#### [TASK GOAL]
Gather every line that includes the word "Time", please.

#### [MATERIAL]
* * * * * * * * *

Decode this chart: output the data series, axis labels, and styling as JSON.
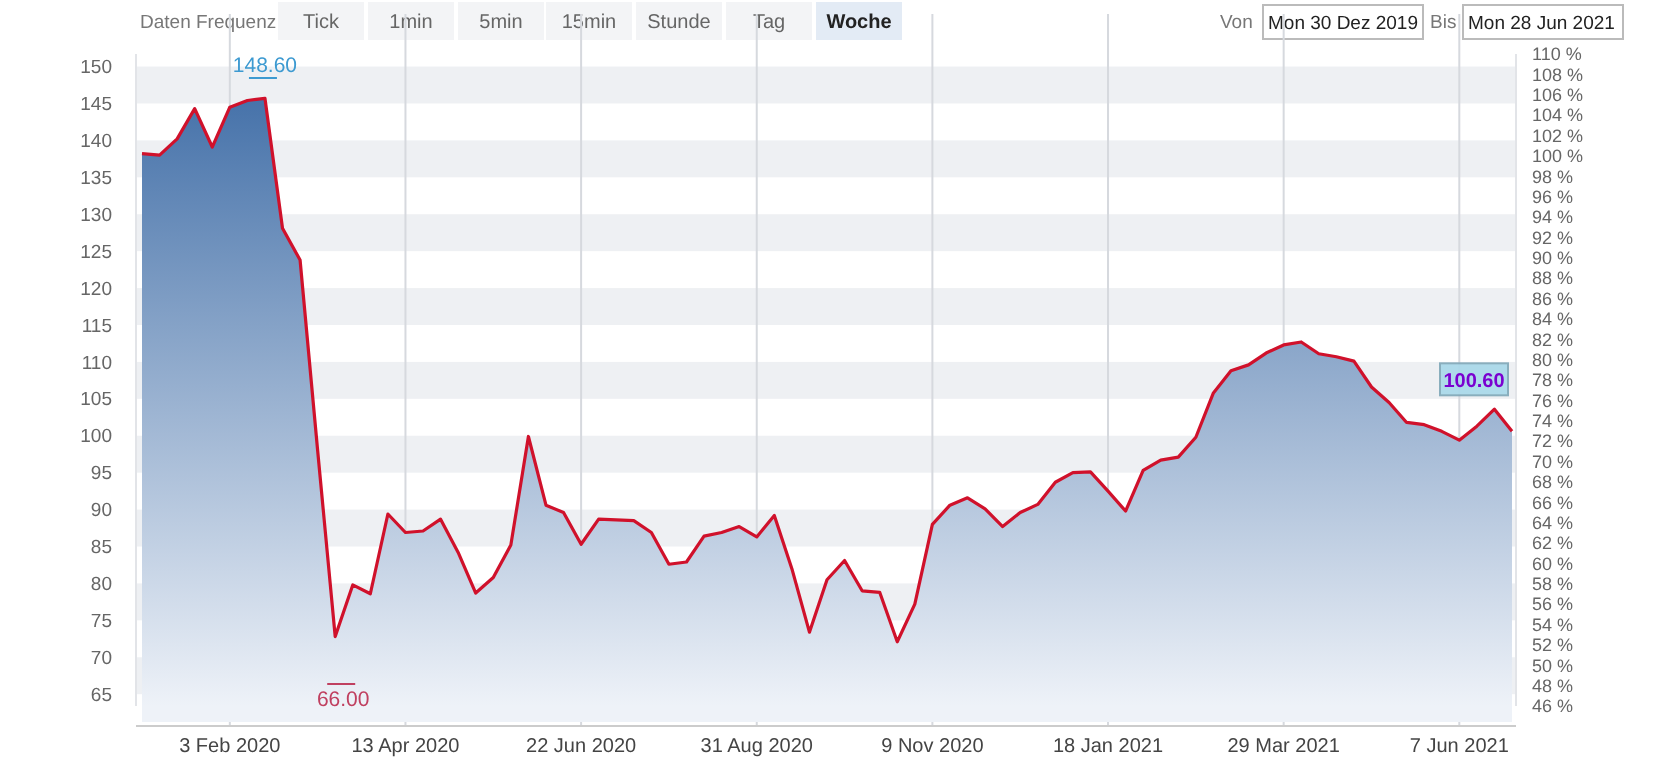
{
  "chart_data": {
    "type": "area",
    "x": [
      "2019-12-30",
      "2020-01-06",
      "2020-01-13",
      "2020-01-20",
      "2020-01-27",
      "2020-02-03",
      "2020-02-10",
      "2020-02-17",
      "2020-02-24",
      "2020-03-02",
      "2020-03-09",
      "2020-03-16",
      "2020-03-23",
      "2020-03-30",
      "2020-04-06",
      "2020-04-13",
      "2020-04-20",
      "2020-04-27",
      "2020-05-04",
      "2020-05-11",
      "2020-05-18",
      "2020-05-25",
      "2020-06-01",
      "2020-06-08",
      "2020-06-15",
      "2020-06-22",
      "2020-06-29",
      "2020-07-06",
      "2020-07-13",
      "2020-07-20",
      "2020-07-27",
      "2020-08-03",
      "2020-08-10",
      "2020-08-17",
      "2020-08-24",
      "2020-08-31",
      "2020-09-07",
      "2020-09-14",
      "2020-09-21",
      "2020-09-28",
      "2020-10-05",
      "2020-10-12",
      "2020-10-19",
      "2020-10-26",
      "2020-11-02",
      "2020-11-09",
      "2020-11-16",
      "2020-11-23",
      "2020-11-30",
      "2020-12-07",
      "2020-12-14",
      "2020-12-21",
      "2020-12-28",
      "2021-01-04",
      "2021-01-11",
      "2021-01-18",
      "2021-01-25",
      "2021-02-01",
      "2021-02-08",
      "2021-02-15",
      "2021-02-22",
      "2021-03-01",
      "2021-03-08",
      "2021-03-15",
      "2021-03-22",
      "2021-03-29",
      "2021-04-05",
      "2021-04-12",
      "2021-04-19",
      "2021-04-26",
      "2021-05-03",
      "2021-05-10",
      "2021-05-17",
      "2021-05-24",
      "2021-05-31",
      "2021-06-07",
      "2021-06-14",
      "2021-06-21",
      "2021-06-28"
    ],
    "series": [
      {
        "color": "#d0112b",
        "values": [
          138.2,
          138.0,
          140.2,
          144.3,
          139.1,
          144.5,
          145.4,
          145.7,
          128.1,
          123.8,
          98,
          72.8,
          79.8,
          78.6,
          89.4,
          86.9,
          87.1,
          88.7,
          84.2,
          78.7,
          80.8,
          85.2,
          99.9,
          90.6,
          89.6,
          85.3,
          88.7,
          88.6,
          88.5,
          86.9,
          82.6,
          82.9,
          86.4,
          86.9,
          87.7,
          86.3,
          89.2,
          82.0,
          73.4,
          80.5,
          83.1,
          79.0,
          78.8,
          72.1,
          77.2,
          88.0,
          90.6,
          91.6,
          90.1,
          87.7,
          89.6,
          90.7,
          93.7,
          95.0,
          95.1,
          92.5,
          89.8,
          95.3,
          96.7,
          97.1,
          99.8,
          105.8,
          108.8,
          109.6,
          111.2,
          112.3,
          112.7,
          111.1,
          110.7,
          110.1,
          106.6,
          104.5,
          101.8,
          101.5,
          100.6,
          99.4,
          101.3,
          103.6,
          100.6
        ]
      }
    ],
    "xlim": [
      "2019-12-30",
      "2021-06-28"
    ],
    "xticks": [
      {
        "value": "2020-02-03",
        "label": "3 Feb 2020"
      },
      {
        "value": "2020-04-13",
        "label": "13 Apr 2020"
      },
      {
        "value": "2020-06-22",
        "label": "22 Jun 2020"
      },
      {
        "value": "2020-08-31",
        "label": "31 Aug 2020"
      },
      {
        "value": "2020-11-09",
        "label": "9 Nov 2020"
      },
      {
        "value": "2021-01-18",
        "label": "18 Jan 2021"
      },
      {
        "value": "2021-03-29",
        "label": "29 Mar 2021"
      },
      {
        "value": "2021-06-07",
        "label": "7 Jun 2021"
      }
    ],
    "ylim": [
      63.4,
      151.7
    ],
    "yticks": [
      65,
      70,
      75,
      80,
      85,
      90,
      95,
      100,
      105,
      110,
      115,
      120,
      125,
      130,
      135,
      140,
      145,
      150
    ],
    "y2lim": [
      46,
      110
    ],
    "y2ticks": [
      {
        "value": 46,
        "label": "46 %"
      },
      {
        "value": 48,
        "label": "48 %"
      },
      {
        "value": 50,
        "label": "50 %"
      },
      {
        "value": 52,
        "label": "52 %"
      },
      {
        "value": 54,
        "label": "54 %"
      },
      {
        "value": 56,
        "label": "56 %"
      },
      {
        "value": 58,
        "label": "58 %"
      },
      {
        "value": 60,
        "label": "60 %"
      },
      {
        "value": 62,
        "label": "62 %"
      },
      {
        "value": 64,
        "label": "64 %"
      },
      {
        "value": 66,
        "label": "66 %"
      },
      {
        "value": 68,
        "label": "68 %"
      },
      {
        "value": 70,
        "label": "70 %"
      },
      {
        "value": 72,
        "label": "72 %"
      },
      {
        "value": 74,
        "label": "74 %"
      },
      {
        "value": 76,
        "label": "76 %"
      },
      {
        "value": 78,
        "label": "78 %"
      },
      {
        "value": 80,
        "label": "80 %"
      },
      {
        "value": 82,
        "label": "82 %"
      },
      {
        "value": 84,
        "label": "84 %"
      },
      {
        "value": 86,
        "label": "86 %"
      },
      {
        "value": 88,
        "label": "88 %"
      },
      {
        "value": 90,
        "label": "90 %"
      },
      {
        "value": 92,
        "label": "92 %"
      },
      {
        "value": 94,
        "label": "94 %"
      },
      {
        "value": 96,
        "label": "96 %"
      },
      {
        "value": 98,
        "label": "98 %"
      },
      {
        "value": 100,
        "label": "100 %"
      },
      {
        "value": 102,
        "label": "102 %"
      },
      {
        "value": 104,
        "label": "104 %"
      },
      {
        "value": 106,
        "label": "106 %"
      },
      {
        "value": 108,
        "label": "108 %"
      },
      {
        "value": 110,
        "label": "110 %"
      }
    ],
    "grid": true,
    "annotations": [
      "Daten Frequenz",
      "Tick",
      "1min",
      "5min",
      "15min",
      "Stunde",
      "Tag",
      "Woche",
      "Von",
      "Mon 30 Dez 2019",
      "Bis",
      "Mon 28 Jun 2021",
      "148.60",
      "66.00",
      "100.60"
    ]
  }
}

* * * * * * * * *

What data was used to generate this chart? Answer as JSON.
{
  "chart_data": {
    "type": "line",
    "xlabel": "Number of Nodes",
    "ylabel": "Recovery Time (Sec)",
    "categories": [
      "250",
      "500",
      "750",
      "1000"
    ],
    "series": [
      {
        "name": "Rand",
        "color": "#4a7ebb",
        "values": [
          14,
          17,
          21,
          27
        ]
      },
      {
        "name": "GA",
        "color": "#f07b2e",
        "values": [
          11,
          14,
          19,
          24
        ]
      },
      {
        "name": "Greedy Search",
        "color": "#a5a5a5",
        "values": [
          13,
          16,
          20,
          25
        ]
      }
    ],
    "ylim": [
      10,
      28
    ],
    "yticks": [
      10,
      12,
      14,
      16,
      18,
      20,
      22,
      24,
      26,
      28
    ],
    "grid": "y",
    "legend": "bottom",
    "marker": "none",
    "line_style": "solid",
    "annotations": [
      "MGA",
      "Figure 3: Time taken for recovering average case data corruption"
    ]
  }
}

* * * * * * * * *

#### [TASK SOLUTION]
    "ylabel": "Recovery Time (Sec)",
      "Figure 3: Time taken for recovering average case data corruption"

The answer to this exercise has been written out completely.